## BEGIN

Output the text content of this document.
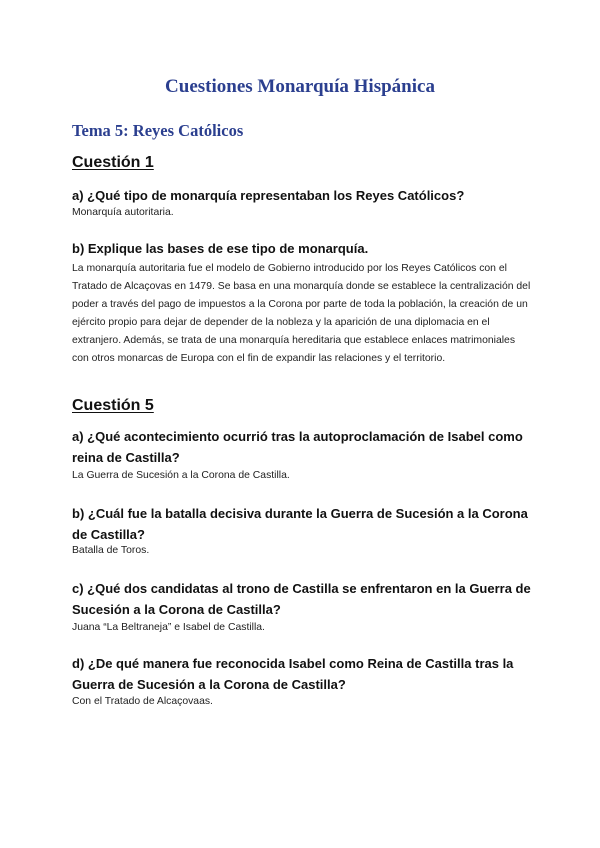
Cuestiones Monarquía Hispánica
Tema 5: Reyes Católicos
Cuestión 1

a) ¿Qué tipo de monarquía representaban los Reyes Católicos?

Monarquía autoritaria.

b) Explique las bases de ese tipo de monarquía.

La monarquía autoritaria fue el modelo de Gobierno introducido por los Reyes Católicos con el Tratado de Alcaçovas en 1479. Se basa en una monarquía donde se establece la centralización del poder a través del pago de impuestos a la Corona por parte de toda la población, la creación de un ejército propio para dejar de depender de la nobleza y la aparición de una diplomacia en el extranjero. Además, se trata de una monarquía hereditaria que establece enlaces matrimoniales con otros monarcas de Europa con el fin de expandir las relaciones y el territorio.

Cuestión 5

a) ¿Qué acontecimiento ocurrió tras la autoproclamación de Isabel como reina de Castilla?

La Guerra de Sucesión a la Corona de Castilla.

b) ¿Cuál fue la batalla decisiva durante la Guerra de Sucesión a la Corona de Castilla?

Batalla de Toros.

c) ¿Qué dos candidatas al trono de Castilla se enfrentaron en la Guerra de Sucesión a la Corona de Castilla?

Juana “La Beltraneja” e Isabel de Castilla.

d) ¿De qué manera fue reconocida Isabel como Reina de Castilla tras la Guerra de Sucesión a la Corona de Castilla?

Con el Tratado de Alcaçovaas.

## END

> [STATED TASK]
Copy out every line in the listing where the word "Sucesión" appears.

> [RESULT OF THIS EXERCISE]
La Guerra de Sucesión a la Corona de Castilla.
b) ¿Cuál fue la batalla decisiva durante la Guerra de Sucesión a la Corona de Castilla?
c) ¿Qué dos candidatas al trono de Castilla se enfrentaron en la Guerra de Sucesión a la Corona de Castilla?
d) ¿De qué manera fue reconocida Isabel como Reina de Castilla tras la Guerra de Sucesión a la Corona de Castilla?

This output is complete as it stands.